GIVEN TASK:
From the listing below, copy every line with the word "source".

# START OF THE RECORDS

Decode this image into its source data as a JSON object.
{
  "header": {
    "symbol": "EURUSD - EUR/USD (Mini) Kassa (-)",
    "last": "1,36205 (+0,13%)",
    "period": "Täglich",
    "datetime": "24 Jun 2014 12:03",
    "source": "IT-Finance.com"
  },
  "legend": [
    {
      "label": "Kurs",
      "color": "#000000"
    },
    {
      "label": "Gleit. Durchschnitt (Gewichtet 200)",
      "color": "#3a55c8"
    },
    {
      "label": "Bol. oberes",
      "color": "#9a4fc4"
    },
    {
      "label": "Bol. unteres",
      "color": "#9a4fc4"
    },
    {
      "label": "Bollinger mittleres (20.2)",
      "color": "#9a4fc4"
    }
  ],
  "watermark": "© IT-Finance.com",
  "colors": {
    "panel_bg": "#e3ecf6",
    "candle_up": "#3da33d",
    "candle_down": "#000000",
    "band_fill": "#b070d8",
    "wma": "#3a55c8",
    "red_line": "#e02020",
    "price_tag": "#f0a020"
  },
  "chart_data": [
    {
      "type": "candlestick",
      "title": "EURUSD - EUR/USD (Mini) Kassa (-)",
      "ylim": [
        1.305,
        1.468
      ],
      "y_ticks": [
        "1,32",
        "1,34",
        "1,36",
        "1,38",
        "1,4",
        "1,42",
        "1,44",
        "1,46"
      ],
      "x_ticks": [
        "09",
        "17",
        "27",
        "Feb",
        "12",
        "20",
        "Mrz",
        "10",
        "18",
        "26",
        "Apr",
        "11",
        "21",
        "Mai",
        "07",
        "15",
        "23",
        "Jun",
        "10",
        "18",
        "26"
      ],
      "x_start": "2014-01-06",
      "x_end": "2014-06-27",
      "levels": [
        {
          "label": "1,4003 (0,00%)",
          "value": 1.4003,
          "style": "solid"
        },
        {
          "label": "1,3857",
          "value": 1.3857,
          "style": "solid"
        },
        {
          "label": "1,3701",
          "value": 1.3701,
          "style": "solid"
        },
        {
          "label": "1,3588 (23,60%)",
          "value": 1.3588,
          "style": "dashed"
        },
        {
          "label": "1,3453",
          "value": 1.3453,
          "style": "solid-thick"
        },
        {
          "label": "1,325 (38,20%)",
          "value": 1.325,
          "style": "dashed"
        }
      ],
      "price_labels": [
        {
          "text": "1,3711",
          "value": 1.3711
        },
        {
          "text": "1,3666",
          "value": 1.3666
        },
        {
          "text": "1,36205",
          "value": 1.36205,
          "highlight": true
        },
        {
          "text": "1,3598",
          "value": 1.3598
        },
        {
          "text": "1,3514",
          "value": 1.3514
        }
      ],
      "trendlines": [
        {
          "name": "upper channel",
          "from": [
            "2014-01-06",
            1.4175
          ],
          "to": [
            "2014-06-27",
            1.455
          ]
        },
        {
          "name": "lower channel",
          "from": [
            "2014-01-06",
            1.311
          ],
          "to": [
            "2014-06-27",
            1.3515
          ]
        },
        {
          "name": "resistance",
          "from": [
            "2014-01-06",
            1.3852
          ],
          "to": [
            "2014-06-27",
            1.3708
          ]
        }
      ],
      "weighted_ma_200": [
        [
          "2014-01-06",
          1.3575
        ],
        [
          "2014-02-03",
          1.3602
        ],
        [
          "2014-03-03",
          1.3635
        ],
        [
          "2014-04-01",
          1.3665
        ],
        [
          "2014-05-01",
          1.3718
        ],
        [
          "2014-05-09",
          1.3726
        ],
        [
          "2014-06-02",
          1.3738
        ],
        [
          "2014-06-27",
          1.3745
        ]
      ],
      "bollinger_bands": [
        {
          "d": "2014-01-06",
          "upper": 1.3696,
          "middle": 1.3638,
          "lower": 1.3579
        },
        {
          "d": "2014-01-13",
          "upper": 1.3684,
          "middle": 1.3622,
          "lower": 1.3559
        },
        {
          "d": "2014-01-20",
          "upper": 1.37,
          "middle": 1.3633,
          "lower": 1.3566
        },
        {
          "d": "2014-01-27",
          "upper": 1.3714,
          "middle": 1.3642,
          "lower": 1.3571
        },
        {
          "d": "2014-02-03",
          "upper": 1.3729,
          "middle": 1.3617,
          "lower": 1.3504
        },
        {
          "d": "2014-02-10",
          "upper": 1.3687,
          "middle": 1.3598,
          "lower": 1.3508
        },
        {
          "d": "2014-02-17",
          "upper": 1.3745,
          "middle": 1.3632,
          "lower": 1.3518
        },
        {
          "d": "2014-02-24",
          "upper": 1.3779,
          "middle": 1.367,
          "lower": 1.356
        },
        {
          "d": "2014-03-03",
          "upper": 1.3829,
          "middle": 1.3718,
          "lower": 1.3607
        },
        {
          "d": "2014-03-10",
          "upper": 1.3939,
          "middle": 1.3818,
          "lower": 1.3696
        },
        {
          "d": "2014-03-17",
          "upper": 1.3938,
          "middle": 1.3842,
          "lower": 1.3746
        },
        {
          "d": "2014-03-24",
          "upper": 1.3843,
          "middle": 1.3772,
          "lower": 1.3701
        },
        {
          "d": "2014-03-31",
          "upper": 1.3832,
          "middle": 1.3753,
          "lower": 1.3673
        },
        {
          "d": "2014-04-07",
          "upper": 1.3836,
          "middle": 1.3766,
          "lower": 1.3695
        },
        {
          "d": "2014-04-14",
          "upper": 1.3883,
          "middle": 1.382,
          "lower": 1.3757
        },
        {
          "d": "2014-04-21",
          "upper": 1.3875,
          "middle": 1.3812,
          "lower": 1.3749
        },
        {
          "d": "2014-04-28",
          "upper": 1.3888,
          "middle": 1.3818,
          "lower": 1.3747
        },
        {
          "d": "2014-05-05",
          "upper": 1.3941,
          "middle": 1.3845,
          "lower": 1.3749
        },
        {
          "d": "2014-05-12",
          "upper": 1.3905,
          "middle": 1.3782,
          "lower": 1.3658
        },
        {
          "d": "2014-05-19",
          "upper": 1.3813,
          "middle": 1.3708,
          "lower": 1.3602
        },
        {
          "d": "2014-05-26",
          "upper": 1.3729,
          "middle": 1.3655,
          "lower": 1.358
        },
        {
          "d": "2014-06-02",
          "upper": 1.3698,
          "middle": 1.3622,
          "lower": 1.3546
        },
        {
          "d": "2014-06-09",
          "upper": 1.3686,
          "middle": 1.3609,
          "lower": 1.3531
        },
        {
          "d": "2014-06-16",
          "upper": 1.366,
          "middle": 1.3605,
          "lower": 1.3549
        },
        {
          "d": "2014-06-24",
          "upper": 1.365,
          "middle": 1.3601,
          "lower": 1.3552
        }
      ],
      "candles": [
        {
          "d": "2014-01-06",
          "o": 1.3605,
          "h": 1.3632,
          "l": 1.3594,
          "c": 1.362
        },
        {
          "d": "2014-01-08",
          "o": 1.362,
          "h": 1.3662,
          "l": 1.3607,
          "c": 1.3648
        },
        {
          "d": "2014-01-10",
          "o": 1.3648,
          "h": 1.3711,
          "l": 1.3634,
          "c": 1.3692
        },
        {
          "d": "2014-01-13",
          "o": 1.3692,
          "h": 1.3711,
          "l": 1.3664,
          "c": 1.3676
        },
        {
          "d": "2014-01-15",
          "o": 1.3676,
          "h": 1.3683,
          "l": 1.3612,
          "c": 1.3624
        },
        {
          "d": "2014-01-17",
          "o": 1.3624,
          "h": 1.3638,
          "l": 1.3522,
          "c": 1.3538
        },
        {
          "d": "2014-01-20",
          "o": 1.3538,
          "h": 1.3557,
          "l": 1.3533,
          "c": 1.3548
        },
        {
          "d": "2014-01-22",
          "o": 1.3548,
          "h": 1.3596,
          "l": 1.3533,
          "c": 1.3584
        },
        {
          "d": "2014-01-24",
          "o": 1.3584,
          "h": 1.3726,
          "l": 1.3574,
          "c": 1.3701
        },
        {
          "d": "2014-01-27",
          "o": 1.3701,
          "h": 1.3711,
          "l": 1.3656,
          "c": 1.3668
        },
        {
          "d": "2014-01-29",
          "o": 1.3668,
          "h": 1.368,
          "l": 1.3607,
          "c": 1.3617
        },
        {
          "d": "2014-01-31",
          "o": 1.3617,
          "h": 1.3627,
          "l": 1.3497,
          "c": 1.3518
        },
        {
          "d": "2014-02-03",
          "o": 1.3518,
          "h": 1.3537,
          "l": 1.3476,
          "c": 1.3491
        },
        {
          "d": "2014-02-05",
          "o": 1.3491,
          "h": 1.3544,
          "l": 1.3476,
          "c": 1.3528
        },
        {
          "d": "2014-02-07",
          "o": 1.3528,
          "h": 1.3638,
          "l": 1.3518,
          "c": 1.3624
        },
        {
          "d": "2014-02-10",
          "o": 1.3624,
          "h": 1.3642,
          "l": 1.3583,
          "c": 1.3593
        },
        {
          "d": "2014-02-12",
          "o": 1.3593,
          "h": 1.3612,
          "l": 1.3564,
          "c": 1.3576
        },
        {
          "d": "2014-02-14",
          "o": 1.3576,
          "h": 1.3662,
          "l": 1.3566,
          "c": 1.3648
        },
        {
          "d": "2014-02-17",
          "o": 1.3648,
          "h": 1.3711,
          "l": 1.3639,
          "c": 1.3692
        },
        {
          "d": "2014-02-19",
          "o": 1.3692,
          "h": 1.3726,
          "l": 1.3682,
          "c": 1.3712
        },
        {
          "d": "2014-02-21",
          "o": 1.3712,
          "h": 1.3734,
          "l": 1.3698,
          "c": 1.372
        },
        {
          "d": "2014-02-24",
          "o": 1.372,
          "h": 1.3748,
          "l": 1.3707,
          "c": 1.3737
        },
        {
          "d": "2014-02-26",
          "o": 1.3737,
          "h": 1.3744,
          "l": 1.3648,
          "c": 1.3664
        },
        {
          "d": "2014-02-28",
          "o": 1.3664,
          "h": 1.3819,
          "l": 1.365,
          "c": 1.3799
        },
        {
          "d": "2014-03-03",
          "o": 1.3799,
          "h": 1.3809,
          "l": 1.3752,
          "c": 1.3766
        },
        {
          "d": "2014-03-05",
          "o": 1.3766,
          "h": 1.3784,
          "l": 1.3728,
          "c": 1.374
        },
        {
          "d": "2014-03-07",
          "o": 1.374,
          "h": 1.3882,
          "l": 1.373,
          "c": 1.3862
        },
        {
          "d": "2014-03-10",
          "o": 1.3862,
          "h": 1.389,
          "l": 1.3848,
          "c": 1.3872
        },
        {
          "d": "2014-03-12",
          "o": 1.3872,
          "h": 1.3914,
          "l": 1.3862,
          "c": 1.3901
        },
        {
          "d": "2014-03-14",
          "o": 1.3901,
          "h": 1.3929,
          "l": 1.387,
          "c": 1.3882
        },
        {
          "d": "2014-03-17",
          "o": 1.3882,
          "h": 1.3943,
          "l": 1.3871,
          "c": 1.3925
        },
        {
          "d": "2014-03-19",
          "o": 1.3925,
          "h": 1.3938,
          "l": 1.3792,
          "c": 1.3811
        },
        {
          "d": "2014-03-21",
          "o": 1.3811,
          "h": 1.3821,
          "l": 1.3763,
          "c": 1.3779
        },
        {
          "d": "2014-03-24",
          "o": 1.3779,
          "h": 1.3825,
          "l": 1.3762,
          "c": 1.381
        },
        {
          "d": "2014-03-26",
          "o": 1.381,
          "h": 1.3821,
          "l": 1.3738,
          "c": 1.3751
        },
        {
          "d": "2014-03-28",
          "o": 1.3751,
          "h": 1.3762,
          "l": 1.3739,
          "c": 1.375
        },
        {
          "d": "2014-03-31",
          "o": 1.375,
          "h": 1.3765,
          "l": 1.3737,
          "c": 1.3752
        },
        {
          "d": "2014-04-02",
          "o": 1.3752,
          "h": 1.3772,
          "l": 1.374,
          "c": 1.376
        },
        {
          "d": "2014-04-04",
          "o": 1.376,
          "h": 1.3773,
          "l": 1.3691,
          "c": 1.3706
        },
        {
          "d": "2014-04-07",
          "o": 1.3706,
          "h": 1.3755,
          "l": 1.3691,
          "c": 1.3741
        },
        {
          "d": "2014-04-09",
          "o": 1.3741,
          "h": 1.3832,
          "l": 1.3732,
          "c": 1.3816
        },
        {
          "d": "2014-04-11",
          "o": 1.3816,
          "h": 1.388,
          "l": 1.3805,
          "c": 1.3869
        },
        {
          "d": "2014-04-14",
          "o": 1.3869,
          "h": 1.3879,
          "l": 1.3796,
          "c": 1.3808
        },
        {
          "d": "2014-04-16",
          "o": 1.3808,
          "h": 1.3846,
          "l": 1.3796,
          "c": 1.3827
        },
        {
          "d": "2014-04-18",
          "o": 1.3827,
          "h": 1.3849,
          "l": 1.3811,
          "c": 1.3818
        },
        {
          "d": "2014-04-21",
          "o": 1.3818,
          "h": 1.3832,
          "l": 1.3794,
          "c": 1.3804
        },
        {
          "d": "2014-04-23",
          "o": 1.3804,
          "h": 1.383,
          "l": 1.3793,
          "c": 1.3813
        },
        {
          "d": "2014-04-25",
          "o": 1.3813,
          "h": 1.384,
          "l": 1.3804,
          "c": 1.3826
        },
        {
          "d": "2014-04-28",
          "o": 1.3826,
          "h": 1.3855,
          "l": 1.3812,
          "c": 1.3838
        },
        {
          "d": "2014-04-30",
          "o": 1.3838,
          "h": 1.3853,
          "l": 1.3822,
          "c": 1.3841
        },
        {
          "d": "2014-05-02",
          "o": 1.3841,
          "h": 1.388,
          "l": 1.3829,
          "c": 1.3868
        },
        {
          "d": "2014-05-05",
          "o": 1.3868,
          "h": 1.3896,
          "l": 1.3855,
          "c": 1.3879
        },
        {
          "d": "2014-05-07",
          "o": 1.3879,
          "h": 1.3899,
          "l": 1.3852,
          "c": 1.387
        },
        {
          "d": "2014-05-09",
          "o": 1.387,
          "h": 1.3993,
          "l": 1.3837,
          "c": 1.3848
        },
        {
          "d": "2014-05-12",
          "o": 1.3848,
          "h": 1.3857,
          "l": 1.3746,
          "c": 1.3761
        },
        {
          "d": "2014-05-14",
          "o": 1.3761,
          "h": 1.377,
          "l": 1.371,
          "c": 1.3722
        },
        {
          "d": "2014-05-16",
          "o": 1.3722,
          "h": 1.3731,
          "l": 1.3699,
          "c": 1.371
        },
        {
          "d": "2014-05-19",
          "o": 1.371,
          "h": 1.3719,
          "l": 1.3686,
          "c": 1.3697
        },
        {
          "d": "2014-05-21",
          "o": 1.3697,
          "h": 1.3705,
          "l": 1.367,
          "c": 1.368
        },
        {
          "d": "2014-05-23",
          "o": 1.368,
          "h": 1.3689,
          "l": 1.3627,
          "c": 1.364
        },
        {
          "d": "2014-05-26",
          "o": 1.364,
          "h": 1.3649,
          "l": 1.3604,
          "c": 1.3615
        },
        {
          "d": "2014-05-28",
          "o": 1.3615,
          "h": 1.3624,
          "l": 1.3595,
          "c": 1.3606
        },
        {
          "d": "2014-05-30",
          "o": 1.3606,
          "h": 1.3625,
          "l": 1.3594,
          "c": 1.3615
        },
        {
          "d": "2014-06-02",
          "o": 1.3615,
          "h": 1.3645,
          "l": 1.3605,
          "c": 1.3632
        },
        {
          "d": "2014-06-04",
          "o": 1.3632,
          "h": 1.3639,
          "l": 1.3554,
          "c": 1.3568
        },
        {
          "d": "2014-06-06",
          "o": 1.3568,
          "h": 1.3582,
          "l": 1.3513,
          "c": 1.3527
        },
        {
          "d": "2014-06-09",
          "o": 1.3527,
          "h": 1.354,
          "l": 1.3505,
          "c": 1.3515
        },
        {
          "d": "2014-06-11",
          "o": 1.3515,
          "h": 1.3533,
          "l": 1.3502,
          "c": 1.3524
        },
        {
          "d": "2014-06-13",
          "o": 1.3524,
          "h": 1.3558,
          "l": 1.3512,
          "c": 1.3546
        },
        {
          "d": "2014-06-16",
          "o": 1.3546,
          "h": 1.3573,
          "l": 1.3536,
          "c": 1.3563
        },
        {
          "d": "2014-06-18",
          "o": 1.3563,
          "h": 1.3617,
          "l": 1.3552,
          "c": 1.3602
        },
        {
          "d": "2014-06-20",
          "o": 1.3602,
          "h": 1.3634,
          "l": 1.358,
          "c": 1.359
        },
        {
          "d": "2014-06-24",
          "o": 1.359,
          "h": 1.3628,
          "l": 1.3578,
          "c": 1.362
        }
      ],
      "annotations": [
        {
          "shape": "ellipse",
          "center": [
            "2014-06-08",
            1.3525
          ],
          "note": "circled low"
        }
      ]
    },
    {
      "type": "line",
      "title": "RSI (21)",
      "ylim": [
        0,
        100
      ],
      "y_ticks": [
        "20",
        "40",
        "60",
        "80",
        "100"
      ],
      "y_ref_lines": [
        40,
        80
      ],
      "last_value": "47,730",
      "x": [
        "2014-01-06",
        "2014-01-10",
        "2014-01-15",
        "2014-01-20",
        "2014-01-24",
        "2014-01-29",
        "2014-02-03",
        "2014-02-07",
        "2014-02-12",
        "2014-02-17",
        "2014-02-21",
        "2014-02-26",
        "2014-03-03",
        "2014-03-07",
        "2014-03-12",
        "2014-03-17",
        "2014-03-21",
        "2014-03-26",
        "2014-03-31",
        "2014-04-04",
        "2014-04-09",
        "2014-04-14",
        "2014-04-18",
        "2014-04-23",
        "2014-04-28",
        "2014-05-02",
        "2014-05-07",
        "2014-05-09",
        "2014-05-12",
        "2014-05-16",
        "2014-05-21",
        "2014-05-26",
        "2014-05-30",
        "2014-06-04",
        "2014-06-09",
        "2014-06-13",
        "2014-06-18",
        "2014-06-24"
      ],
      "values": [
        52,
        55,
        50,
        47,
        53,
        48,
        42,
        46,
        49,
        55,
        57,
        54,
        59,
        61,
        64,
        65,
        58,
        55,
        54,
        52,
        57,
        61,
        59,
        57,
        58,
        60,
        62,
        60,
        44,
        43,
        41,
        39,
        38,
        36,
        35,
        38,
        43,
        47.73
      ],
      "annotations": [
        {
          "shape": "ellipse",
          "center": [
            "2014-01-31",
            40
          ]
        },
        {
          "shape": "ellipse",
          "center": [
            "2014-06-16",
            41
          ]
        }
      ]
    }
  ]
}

# END OF THE RECORDS

ANSWER TO THE PROBLEM:
Decode this image into its source data as a JSON object.
    "source": "IT-Finance.com"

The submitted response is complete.